**Given exercise**: Scan the data below and pick out the lines containing the word "name".
# Start of Extracted records
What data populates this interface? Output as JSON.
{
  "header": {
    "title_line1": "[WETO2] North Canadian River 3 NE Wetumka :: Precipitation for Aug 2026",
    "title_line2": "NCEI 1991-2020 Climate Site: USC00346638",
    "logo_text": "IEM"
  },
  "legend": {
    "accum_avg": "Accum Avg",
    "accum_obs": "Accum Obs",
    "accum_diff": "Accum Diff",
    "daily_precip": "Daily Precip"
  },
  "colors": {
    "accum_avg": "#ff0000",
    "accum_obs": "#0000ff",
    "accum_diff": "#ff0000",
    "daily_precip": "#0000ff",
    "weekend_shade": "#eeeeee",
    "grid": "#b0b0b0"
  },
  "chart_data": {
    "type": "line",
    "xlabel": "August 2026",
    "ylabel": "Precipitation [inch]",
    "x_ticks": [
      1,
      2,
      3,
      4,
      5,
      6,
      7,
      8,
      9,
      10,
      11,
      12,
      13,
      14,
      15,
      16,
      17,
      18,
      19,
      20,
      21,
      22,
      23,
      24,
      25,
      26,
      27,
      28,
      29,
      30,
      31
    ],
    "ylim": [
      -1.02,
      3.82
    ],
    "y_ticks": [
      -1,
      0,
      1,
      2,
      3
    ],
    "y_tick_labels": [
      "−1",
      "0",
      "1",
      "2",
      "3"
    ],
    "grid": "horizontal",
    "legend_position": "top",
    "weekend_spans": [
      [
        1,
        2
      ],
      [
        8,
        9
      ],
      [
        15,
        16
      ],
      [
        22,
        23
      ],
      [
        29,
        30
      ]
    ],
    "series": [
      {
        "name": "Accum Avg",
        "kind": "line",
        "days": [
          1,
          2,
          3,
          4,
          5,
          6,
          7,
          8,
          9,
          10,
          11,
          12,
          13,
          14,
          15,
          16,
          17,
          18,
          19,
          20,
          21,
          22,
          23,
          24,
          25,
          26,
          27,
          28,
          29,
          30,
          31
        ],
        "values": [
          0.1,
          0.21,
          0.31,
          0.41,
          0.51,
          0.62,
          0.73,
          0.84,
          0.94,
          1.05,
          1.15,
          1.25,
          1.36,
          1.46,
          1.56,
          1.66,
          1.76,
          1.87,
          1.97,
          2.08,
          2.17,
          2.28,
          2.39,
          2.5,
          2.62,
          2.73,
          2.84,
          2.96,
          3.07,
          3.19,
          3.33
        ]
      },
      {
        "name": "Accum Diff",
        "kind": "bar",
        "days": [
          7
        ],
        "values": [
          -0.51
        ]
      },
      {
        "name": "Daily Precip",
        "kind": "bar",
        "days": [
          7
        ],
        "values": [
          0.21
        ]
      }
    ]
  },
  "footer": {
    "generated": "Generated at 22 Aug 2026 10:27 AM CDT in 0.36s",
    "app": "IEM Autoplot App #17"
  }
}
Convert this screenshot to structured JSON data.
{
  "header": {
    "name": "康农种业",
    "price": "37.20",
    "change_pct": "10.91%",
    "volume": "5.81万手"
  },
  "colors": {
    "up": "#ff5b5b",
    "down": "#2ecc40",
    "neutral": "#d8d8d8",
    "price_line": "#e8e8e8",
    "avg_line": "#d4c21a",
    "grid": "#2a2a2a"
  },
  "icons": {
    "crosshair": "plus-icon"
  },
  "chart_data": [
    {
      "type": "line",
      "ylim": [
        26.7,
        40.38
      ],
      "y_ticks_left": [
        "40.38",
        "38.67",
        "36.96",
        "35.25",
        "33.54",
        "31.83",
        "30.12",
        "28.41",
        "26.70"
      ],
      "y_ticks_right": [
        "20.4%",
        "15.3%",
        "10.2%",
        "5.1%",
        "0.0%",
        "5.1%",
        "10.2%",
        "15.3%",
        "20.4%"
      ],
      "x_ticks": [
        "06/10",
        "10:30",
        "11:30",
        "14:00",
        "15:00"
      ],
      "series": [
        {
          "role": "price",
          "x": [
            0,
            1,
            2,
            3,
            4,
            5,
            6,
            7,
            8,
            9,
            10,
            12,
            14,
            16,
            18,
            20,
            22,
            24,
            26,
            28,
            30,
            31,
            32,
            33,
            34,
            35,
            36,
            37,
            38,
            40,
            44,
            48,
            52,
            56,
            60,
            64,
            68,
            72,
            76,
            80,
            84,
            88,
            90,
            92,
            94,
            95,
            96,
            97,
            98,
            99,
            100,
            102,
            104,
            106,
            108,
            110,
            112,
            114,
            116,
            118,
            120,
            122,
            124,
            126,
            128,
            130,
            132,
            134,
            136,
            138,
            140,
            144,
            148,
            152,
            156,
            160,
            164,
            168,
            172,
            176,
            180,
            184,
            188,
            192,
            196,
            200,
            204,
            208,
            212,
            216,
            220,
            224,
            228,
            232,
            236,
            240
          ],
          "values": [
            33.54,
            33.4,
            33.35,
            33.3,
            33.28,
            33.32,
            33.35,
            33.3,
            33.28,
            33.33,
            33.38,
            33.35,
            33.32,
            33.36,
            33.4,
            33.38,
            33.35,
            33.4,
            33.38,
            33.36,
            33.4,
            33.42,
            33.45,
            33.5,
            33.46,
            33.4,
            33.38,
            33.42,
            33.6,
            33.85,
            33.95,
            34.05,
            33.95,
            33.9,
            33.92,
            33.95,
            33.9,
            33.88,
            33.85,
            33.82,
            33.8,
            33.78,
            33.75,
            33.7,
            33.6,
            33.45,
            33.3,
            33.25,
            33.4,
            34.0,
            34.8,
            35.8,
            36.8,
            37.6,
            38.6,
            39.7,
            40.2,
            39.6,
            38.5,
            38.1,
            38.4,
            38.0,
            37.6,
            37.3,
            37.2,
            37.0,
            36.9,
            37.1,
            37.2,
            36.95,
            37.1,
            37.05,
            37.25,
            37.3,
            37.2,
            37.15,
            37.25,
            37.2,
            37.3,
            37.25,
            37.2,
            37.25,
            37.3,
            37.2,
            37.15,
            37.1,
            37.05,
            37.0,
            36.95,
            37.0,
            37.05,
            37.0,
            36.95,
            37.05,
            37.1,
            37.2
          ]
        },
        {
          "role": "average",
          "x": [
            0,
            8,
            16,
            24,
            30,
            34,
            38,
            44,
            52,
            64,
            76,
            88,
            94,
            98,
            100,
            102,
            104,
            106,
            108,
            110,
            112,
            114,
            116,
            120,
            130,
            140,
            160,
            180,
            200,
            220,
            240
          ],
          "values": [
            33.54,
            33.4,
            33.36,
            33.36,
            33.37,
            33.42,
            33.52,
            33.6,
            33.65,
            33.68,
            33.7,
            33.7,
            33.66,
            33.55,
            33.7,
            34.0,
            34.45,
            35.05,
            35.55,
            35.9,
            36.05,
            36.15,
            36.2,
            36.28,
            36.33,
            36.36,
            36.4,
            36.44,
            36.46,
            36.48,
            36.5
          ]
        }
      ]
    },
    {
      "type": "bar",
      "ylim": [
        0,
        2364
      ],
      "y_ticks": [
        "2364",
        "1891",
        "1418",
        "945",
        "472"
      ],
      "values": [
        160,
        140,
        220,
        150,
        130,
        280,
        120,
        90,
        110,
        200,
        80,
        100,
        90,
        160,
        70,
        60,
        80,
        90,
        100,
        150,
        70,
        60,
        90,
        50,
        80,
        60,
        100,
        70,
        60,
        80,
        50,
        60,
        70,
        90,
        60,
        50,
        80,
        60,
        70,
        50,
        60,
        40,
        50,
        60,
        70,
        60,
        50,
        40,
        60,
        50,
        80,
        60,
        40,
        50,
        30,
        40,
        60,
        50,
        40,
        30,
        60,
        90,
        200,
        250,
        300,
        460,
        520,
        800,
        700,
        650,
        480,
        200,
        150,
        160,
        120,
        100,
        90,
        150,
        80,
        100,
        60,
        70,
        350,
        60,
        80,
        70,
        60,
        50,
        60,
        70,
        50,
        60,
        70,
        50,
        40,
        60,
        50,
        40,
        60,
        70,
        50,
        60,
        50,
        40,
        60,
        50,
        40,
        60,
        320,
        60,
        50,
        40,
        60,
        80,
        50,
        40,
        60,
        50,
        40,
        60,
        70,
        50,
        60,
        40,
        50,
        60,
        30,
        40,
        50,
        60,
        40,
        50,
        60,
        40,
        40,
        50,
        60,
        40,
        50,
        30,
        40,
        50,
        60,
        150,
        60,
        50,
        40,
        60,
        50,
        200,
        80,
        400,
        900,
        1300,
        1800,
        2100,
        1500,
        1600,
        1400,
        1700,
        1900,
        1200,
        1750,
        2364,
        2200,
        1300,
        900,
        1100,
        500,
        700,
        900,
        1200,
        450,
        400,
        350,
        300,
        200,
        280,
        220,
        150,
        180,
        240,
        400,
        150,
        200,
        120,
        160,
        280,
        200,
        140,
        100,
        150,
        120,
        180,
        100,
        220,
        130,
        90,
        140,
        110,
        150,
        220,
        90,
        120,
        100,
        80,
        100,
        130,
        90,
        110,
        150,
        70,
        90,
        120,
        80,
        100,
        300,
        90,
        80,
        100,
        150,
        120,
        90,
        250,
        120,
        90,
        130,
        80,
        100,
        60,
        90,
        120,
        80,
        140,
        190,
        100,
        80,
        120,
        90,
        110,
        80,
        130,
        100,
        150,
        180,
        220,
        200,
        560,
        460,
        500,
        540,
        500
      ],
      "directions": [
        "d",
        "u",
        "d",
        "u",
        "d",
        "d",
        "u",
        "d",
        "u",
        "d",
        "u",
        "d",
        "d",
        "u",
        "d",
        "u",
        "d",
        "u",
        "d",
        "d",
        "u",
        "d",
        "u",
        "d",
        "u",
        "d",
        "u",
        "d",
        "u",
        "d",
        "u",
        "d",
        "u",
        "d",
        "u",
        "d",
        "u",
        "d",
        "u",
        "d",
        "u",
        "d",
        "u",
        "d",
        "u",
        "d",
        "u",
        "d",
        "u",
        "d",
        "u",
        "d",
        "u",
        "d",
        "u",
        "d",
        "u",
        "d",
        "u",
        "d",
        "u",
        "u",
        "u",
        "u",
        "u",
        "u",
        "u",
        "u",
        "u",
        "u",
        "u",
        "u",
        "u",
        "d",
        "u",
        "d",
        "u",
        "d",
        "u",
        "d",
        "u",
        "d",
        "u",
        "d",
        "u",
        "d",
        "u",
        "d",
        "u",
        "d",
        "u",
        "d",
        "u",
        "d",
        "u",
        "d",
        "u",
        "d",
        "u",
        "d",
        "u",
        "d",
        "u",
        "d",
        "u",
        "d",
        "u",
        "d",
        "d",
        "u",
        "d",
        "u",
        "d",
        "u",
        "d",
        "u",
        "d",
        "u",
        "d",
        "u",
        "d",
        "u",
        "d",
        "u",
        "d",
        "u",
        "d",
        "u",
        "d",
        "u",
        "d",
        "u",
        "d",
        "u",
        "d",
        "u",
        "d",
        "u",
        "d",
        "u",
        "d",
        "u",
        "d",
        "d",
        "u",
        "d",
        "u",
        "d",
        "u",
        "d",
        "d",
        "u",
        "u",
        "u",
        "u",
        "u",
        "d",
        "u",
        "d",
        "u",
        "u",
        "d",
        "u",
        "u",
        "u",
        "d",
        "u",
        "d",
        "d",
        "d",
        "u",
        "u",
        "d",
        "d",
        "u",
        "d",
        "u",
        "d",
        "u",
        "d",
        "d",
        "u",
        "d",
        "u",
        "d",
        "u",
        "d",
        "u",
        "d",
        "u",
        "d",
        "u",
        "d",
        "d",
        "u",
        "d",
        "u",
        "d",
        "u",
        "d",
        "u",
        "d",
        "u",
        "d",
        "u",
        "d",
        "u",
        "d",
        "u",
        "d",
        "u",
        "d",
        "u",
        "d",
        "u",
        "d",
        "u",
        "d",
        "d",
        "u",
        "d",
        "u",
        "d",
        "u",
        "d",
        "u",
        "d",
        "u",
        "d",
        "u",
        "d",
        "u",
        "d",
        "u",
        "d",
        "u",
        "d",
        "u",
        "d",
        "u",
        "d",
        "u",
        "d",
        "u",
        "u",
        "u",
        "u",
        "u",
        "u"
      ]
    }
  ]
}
# End of Extracted records
**Task answer**:
        "name": "Accum Avg",
        "name": "Accum Diff",
        "name": "Daily Precip",
    "name": "康农种业",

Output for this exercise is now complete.